══ Supplied data
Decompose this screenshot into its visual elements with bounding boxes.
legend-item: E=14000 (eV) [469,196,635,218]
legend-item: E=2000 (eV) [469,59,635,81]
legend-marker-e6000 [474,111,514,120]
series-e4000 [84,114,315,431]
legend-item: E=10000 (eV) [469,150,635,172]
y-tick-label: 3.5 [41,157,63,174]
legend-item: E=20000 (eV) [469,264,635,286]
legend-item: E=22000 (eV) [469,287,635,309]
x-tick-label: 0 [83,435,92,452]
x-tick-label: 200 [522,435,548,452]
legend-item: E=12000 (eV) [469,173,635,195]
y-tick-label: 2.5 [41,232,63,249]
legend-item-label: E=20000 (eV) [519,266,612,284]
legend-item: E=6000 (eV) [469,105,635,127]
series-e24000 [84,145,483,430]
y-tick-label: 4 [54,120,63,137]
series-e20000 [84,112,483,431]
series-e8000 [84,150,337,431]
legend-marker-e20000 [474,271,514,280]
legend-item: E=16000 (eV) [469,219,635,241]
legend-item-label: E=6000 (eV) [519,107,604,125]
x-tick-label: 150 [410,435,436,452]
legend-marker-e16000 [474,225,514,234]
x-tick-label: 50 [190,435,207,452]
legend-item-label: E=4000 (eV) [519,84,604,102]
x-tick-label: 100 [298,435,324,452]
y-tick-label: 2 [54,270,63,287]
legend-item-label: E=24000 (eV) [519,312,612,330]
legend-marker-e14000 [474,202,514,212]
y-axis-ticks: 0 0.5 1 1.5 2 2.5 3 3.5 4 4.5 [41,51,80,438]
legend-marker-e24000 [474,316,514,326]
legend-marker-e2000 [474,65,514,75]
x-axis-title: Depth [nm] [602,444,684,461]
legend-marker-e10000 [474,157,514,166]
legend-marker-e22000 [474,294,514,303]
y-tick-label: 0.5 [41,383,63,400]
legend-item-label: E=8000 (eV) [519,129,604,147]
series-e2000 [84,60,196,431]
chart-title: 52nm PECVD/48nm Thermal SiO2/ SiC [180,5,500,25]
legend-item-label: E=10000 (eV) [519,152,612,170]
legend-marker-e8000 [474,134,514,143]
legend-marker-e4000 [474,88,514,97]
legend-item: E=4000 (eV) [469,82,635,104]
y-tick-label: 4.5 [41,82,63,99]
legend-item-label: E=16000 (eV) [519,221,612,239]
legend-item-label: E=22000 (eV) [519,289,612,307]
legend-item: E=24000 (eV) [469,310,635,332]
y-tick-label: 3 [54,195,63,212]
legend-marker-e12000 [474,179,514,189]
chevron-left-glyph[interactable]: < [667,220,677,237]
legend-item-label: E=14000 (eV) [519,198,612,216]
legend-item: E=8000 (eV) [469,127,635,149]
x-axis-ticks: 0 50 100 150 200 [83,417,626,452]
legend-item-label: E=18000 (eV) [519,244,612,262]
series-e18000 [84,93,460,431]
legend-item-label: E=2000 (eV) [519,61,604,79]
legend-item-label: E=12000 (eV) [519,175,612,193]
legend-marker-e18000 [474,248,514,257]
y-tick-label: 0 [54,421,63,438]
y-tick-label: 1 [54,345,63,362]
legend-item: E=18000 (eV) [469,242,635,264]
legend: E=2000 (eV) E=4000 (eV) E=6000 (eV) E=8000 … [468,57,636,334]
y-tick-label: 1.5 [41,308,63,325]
════
§ What is expected
Copy each line of the item above without changing anything.

§ Output below
Decompose this screenshot into its visual elements with bounding boxes.
legend-item: E=14000 (eV) [469,196,635,218]
legend-item: E=2000 (eV) [469,59,635,81]
legend-marker-e6000 [474,111,514,120]
series-e4000 [84,114,315,431]
legend-item: E=10000 (eV) [469,150,635,172]
y-tick-label: 3.5 [41,157,63,174]
legend-item: E=20000 (eV) [469,264,635,286]
legend-item: E=22000 (eV) [469,287,635,309]
x-tick-label: 0 [83,435,92,452]
x-tick-label: 200 [522,435,548,452]
legend-item: E=12000 (eV) [469,173,635,195]
y-tick-label: 2.5 [41,232,63,249]
legend-item-label: E=20000 (eV) [519,266,612,284]
legend-item: E=6000 (eV) [469,105,635,127]
series-e24000 [84,145,483,430]
y-tick-label: 4 [54,120,63,137]
series-e20000 [84,112,483,431]
series-e8000 [84,150,337,431]
legend-marker-e20000 [474,271,514,280]
legend-item: E=16000 (eV) [469,219,635,241]
legend-item-label: E=6000 (eV) [519,107,604,125]
x-tick-label: 150 [410,435,436,452]
legend-marker-e16000 [474,225,514,234]
x-tick-label: 50 [190,435,207,452]
legend-item-label: E=4000 (eV) [519,84,604,102]
x-tick-label: 100 [298,435,324,452]
y-tick-label: 2 [54,270,63,287]
legend-item-label: E=24000 (eV) [519,312,612,330]
legend-marker-e14000 [474,202,514,212]
y-axis-ticks: 0 0.5 1 1.5 2 2.5 3 3.5 4 4.5 [41,51,80,438]
legend-marker-e24000 [474,316,514,326]
legend-marker-e2000 [474,65,514,75]
x-axis-title: Depth [nm] [602,444,684,461]
legend-marker-e10000 [474,157,514,166]
legend-marker-e22000 [474,294,514,303]
y-tick-label: 0.5 [41,383,63,400]
legend-item-label: E=8000 (eV) [519,129,604,147]
series-e2000 [84,60,196,431]
chart-title: 52nm PECVD/48nm Thermal SiO2/ SiC [180,5,500,25]
legend-item-label: E=10000 (eV) [519,152,612,170]
legend-marker-e8000 [474,134,514,143]
legend-marker-e4000 [474,88,514,97]
legend-item: E=4000 (eV) [469,82,635,104]
y-tick-label: 4.5 [41,82,63,99]
legend-item-label: E=16000 (eV) [519,221,612,239]
legend-item-label: E=22000 (eV) [519,289,612,307]
legend-item: E=24000 (eV) [469,310,635,332]
y-tick-label: 3 [54,195,63,212]
legend-marker-e12000 [474,179,514,189]
chevron-left-glyph[interactable]: < [667,220,677,237]
legend-item-label: E=14000 (eV) [519,198,612,216]
legend-item: E=8000 (eV) [469,127,635,149]
x-axis-ticks: 0 50 100 150 200 [83,417,626,452]
legend-item-label: E=18000 (eV) [519,244,612,262]
series-e18000 [84,93,460,431]
legend-item-label: E=2000 (eV) [519,61,604,79]
legend-item-label: E=12000 (eV) [519,175,612,193]
legend-marker-e18000 [474,248,514,257]
y-tick-label: 0 [54,421,63,438]
y-tick-label: 1 [54,345,63,362]
legend-item: E=18000 (eV) [469,242,635,264]
legend: E=2000 (eV) E=4000 (eV) E=6000 (eV) E=8000 … [468,57,636,334]
y-tick-label: 1.5 [41,308,63,325]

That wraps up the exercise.